» TASK REQUIREMENTS:
Gather the lines below that include the string "label", copying each in full.

Source records
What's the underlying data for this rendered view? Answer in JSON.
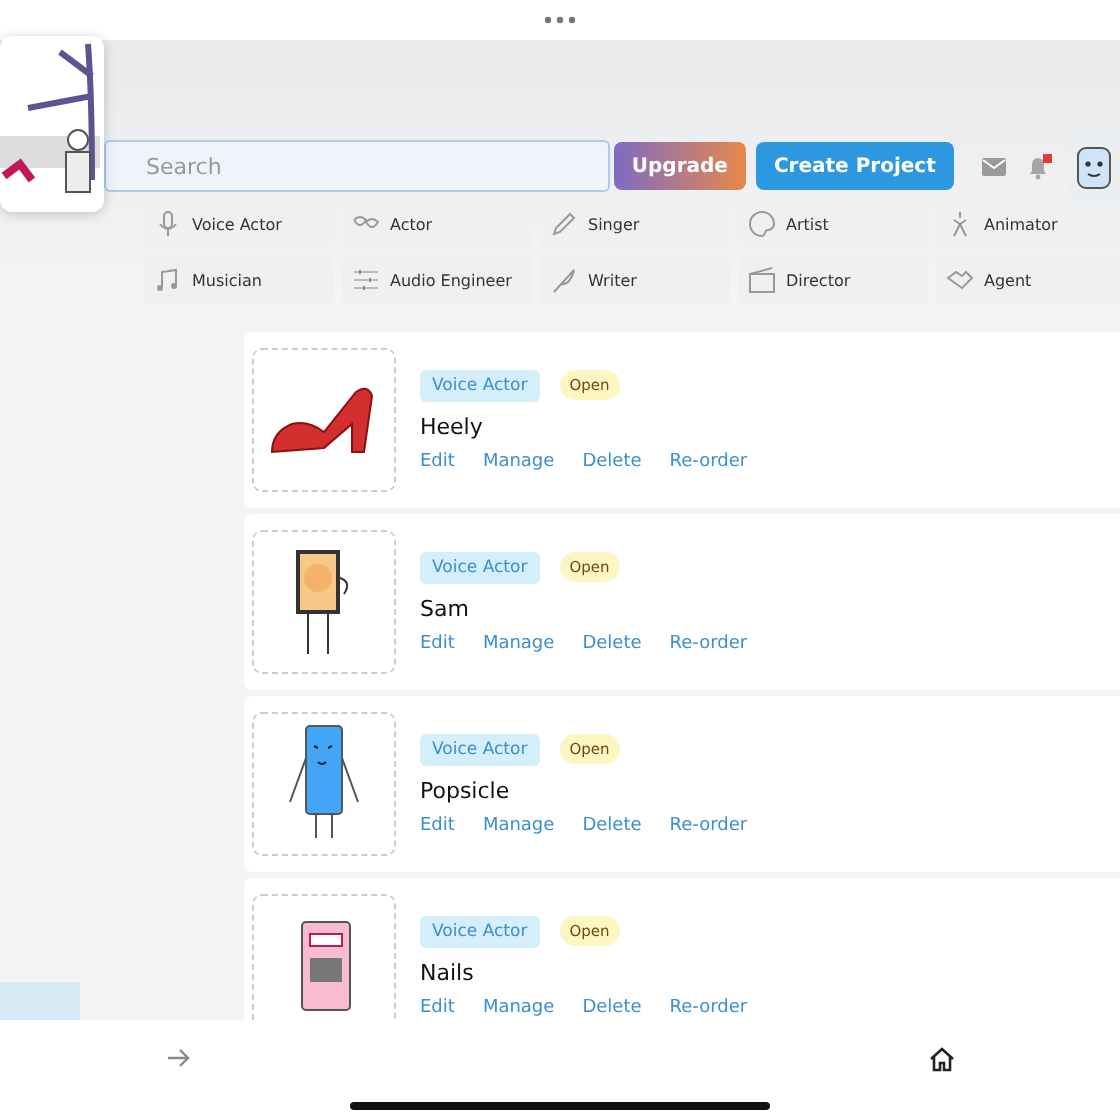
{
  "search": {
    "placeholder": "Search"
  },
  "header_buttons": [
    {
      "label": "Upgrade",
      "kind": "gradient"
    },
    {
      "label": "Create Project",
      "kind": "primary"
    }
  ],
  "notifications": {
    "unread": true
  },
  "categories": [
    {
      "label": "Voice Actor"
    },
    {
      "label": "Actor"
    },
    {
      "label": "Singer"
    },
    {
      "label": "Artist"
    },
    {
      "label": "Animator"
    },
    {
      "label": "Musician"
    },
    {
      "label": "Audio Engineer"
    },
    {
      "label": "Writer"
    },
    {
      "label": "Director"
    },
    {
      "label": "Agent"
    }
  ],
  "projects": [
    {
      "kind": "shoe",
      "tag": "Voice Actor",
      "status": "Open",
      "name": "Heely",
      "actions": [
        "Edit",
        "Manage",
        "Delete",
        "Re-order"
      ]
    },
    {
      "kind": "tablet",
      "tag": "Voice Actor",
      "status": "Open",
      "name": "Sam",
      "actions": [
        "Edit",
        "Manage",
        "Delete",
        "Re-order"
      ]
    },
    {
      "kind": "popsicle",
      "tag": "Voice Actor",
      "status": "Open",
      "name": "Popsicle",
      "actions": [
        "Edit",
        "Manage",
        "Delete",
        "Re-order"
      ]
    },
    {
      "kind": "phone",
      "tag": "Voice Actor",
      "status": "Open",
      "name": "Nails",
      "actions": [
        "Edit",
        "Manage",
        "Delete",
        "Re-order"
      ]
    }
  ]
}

» TASK OUTPUT:
      "label": "Upgrade",
      "label": "Create Project",
      "label": "Voice Actor"
      "label": "Actor"
      "label": "Singer"
      "label": "Artist"
      "label": "Animator"
      "label": "Musician"
      "label": "Audio Engineer"
      "label": "Writer"
      "label": "Director"
      "label": "Agent"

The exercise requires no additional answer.